- Written task -
All lines featuring the string "text" are to be listed.

:: Data provided ::

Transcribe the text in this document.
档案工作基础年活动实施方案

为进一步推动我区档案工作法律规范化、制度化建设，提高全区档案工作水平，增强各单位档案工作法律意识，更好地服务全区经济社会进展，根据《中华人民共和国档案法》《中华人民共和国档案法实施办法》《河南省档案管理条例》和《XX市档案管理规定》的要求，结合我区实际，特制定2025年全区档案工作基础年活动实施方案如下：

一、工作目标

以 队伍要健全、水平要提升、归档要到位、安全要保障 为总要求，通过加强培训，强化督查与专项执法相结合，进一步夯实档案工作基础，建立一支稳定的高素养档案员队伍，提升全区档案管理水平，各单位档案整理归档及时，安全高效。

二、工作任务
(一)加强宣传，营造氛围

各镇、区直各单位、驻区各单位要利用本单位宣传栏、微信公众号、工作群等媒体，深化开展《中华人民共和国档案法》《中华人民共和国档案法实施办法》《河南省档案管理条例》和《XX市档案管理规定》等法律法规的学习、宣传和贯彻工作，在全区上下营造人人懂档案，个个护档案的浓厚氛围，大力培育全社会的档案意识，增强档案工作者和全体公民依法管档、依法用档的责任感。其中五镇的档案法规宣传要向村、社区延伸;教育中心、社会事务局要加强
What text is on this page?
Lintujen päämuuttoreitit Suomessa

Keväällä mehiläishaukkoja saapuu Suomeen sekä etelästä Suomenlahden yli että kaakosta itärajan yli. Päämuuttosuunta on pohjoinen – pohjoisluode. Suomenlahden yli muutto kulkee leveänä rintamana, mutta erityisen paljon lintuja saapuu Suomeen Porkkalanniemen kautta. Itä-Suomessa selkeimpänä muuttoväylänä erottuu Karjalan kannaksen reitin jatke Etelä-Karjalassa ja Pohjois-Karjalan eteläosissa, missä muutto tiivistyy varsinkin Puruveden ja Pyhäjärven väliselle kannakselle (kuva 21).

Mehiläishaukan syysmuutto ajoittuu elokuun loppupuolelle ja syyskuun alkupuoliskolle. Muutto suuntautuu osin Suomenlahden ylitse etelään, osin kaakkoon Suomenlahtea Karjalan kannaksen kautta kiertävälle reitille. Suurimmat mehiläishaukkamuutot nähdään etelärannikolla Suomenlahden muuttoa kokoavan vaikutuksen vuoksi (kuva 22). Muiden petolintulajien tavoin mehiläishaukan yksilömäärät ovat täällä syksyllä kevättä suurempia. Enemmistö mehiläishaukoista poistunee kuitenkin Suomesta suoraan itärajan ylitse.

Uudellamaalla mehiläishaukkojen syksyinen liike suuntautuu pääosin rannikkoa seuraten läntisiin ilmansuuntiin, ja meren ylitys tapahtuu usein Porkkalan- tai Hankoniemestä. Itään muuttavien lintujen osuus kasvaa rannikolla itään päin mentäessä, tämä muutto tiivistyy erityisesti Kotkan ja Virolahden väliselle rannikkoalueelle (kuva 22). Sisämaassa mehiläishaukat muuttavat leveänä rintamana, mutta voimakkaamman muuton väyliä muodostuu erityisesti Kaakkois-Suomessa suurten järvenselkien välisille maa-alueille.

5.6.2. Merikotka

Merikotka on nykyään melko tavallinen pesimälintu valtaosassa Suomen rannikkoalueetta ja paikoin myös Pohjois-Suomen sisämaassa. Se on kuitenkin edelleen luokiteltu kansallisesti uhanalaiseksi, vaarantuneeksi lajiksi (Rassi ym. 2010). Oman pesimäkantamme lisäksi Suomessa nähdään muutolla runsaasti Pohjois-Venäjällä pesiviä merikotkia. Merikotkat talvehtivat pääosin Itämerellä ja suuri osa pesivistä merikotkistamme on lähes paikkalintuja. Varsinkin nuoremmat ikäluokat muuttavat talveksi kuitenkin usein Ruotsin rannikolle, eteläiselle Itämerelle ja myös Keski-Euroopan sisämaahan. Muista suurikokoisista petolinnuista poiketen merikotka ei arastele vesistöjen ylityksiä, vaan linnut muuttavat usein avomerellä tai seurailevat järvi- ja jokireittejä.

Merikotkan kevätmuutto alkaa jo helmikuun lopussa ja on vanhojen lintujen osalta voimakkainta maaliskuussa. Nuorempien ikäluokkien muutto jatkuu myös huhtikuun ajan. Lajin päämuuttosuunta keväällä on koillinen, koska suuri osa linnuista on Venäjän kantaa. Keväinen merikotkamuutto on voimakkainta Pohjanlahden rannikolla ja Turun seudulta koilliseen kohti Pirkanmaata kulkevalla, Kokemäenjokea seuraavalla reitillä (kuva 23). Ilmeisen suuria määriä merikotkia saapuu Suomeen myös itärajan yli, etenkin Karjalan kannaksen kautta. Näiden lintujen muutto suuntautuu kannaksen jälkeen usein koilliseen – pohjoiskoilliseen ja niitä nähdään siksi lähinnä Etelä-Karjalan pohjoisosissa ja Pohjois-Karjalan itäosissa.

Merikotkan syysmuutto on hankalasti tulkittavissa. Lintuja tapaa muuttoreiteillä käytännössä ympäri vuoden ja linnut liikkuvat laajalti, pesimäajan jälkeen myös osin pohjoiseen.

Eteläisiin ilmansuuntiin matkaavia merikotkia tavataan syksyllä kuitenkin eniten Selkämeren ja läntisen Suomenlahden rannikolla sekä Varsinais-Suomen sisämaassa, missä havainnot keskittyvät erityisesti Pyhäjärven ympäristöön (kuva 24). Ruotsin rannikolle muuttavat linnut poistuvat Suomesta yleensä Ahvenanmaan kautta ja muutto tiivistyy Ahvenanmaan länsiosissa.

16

:::

- Solution to the problem -
Transcribe the text in this document.
What text is on this page?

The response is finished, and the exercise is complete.